Texte à lire –

Que faire de ma vie ?

En fait, là, je suis en train de me poser la question du choix du sens de ma vie.

Quand je parle de sens, 4 notions me viennent en tête :

  1. le sens comme réceptivité (« je sens, j’entends, je vois, je perçois ou je comprends)
  2. le sens comme direction (« dans ce sens »)
  3. le sens comme cohérence (« c’est du bon sens »)
  4. le sens comme signification (« ça fait sens »)

Si on s’attarde sur les deux derniers, qui me semblent les plus intéressants à creuser :

  • La cohérence renvoie aux notions d’appartenance et de logique, toute logique renvoie à un fonctionnement qu’on constate.
  • La signification renvoie aux notions de signes et de symboles, tout symbole renvoie à une image ou à une histoire qu’on se raconte.

Les consignes –
A. Dans le texte sur le sens de la vie, à quelles notions la cohérence renvoie-t-elle ?
B. Quelles sont les notions de sens que l'auteur énumère dans le texte sur le sens de la vie ?
C. Poursuivez le texte sur le sens de la vie à partir de sa dernière phrase.
Les données forment un matériau distinct du texte sur le sens de la vie.

Les données –
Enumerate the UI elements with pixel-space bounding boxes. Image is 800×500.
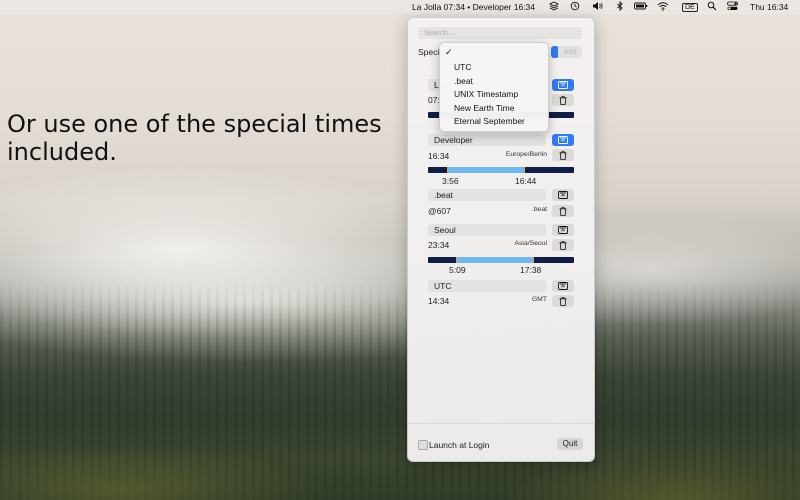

Réponses de l'exercice –
A. Aux notions d'appartenance et de logique.

B. Le sens comme réceptivité, le sens comme direction, le sens comme cohérence et le sens comme signification.

C.
En développant avec ma question, « que faire de ma vie ? » :

  1. Qu’est-ce qui donne de la cohérence à ma vie ? -> En d’autres termes : à quel monde je me sens appartenir, quel fonctionnement ai-je avec lui ?
  2. Qu’est-ce qui donne de la signification à ma vie ? -> En d’autres termes : quelle est l’histoire réelle dans laquelle je suis, quelles sont les histoires fictives qui m’inspirent ?

Ainsi, quand je décide quoi faire de ma vie, je me raccroche plus ou moins consciemment à des histoires avec des enjeux (spirituels, anthropologiques, politiques, économiques, collectifs, personnels) et je m’ancre dans des communautés dans lesquelles j’apprend à jouer des personnages, des positions sociales avec un statut comme devoir être un fils, un frère, un ami, un conjoint, un professionnel, un partenaire, un responsable…

Les histoires et les enjeux, les personnages et les entourages, tout ça, ça change, bouge et évolue au cours de la vie.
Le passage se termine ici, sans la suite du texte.